What the task asks: In the copy, include every entry exactly but none of the images.

Dataset:
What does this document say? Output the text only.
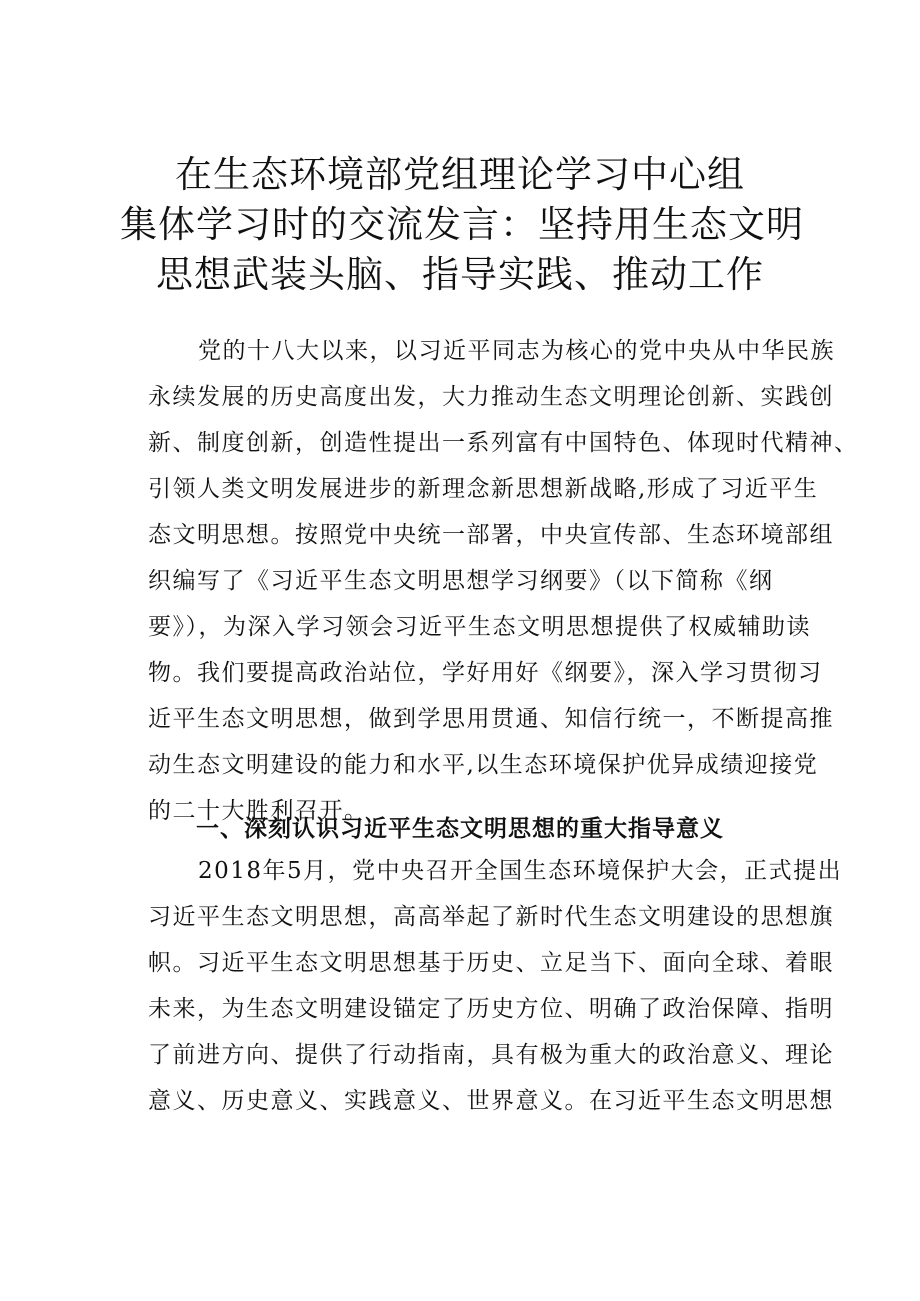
在生态环境部党组理论学习中心组
集体学习时的交流发言：坚持用生态文明
思想武装头脑、指导实践、推动工作

党的十八大以来，以习近平同志为核心的党中央从中华民族
永续发展的历史高度出发，大力推动生态文明理论创新、实践创
新、制度创新，创造性提出一系列富有中国特色、体现时代精神、
引领人类文明发展进步的新理念新思想新战略,形成了习近平生
态文明思想。按照党中央统一部署，中央宣传部、生态环境部组
织编写了《习近平生态文明思想学习纲要》（以下简称《纲
要》），为深入学习领会习近平生态文明思想提供了权威辅助读
物。我们要提高政治站位，学好用好《纲要》，深入学习贯彻习
近平生态文明思想，做到学思用贯通、知信行统一，不断提高推
动生态文明建设的能力和水平,以生态环境保护优异成绩迎接党
的二十大胜利召开。

一、深刻认识习近平生态文明思想的重大指导意义

2018年5月，党中央召开全国生态环境保护大会，正式提出
习近平生态文明思想，高高举起了新时代生态文明建设的思想旗
帜。习近平生态文明思想基于历史、立足当下、面向全球、着眼
未来，为生态文明建设锚定了历史方位、明确了政治保障、指明
了前进方向、提供了行动指南，具有极为重大的政治意义、理论
意义、历史意义、实践意义、世界意义。在习近平生态文明思想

Answer for the task:
What does this document say? Output the text only.
在生态环境部党组理论学习中心组
集体学习时的交流发言：坚持用生态文明
思想武装头脑、指导实践、推动工作

党的十八大以来，以习近平同志为核心的党中央从中华民族
永续发展的历史高度出发，大力推动生态文明理论创新、实践创
新、制度创新，创造性提出一系列富有中国特色、体现时代精神、
引领人类文明发展进步的新理念新思想新战略,形成了习近平生
态文明思想。按照党中央统一部署，中央宣传部、生态环境部组
织编写了《习近平生态文明思想学习纲要》（以下简称《纲
要》），为深入学习领会习近平生态文明思想提供了权威辅助读
物。我们要提高政治站位，学好用好《纲要》，深入学习贯彻习
近平生态文明思想，做到学思用贯通、知信行统一，不断提高推
动生态文明建设的能力和水平,以生态环境保护优异成绩迎接党
的二十大胜利召开。

一、深刻认识习近平生态文明思想的重大指导意义

2018年5月，党中央召开全国生态环境保护大会，正式提出
习近平生态文明思想，高高举起了新时代生态文明建设的思想旗
帜。习近平生态文明思想基于历史、立足当下、面向全球、着眼
未来，为生态文明建设锚定了历史方位、明确了政治保障、指明
了前进方向、提供了行动指南，具有极为重大的政治意义、理论
意义、历史意义、实践意义、世界意义。在习近平生态文明思想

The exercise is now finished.